▶ [What is required]: Look through the data below. Collect every line where the word "JSON" occurs.

::: Data for the task :::

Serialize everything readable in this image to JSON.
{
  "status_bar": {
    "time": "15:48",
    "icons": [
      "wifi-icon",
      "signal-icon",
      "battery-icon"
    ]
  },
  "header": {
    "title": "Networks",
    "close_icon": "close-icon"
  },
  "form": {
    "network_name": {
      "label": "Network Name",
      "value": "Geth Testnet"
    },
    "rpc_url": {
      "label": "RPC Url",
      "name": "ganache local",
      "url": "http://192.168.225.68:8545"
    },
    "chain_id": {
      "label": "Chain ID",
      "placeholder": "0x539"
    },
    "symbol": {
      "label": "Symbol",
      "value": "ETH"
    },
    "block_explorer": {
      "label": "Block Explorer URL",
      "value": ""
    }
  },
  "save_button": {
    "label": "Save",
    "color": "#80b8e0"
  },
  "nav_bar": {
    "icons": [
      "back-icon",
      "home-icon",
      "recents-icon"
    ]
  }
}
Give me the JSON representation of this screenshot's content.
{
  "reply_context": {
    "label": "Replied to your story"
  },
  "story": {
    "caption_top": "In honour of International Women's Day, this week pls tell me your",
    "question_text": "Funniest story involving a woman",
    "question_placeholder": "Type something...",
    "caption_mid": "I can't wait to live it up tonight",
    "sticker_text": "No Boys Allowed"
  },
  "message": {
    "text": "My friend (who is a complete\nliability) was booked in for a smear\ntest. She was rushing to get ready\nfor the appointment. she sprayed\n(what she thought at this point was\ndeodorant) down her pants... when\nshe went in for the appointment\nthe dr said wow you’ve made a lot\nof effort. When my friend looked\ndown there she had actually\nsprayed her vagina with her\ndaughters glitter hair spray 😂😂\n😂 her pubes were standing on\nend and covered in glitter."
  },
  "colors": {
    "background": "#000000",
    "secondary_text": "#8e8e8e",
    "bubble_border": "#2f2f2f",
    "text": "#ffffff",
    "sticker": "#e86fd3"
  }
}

:::

▶ [Solution]:
Serialize everything readable in this image to JSON.
Give me the JSON representation of this screenshot's content.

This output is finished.